### STATED TASK
Restate the whole listing exactly.

### EXTRACTED RECORDS
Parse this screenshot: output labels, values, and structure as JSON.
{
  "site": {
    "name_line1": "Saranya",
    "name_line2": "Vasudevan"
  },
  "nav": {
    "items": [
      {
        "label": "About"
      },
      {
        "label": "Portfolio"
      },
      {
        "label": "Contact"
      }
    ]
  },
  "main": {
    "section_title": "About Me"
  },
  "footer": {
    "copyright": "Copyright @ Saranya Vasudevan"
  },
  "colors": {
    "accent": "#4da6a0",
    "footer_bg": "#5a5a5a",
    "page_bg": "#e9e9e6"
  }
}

### TASK ANSWER
Parse this screenshot: output labels, values, and structure as JSON.
{
  "site": {
    "name_line1": "Saranya",
    "name_line2": "Vasudevan"
  },
  "nav": {
    "items": [
      {
        "label": "About"
      },
      {
        "label": "Portfolio"
      },
      {
        "label": "Contact"
      }
    ]
  },
  "main": {
    "section_title": "About Me"
  },
  "footer": {
    "copyright": "Copyright @ Saranya Vasudevan"
  },
  "colors": {
    "accent": "#4da6a0",
    "footer_bg": "#5a5a5a",
    "page_bg": "#e9e9e6"
  }
}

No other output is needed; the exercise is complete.